* Task:
Drop the images; return everything else in the listing below exactly.

* Supplied data:
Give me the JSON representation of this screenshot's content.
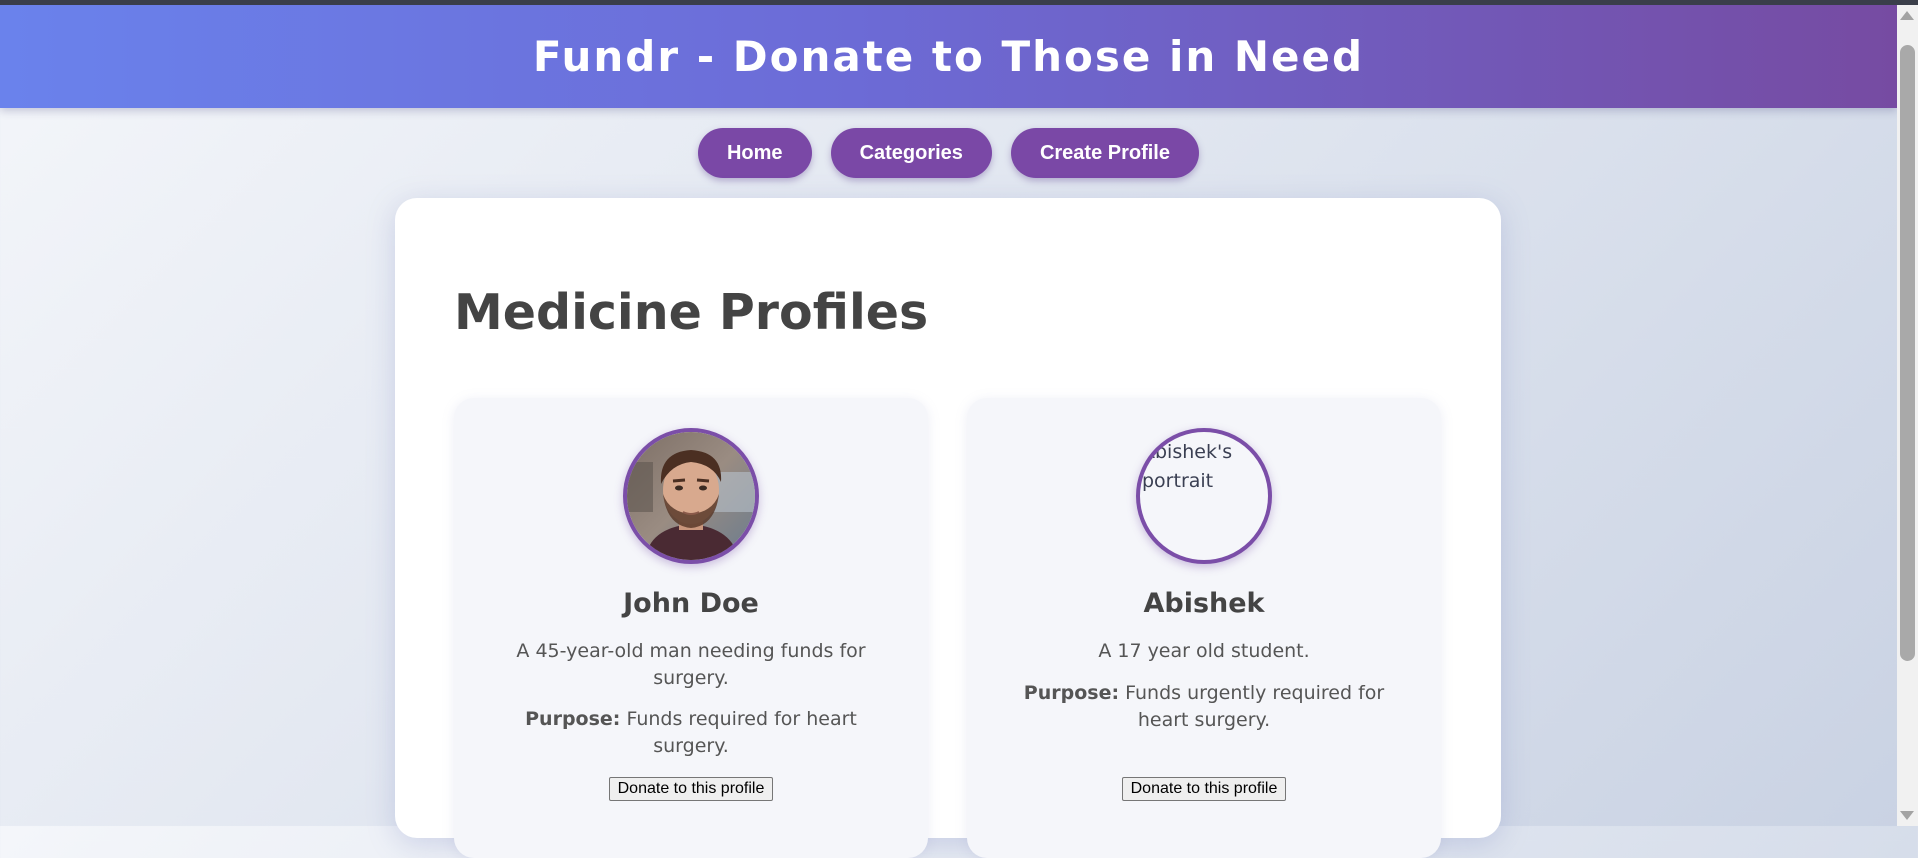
{
  "header": {
    "title": "Fundr - Donate to Those in Need"
  },
  "nav": {
    "items": [
      {
        "label": "Home"
      },
      {
        "label": "Categories"
      },
      {
        "label": "Create Profile"
      }
    ]
  },
  "main": {
    "heading": "Medicine Profiles",
    "profiles": [
      {
        "name": "John Doe",
        "avatar": "portrait-photo",
        "description": "A 45-year-old man needing funds for surgery.",
        "purpose_label": "Purpose:",
        "purpose": "Funds required for heart surgery.",
        "donate_label": "Donate to this profile"
      },
      {
        "name": "Abishek",
        "avatar_alt": "Abishek's portrait",
        "description": "A 17 year old student.",
        "purpose_label": "Purpose:",
        "purpose": "Funds urgently required for heart surgery.",
        "donate_label": "Donate to this profile"
      }
    ]
  },
  "colors": {
    "header_start": "#6a82ec",
    "header_end": "#764ba2",
    "accent": "#7a48a6"
  }
}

* Response to this exercise:
Give me the JSON representation of this screenshot's content.
{
  "header": {
    "title": "Fundr - Donate to Those in Need"
  },
  "nav": {
    "items": [
      {
        "label": "Home"
      },
      {
        "label": "Categories"
      },
      {
        "label": "Create Profile"
      }
    ]
  },
  "main": {
    "heading": "Medicine Profiles",
    "profiles": [
      {
        "name": "John Doe",
        "avatar": "portrait-photo",
        "description": "A 45-year-old man needing funds for surgery.",
        "purpose_label": "Purpose:",
        "purpose": "Funds required for heart surgery.",
        "donate_label": "Donate to this profile"
      },
      {
        "name": "Abishek",
        "avatar_alt": "Abishek's portrait",
        "description": "A 17 year old student.",
        "purpose_label": "Purpose:",
        "purpose": "Funds urgently required for heart surgery.",
        "donate_label": "Donate to this profile"
      }
    ]
  },
  "colors": {
    "header_start": "#6a82ec",
    "header_end": "#764ba2",
    "accent": "#7a48a6"
  }
}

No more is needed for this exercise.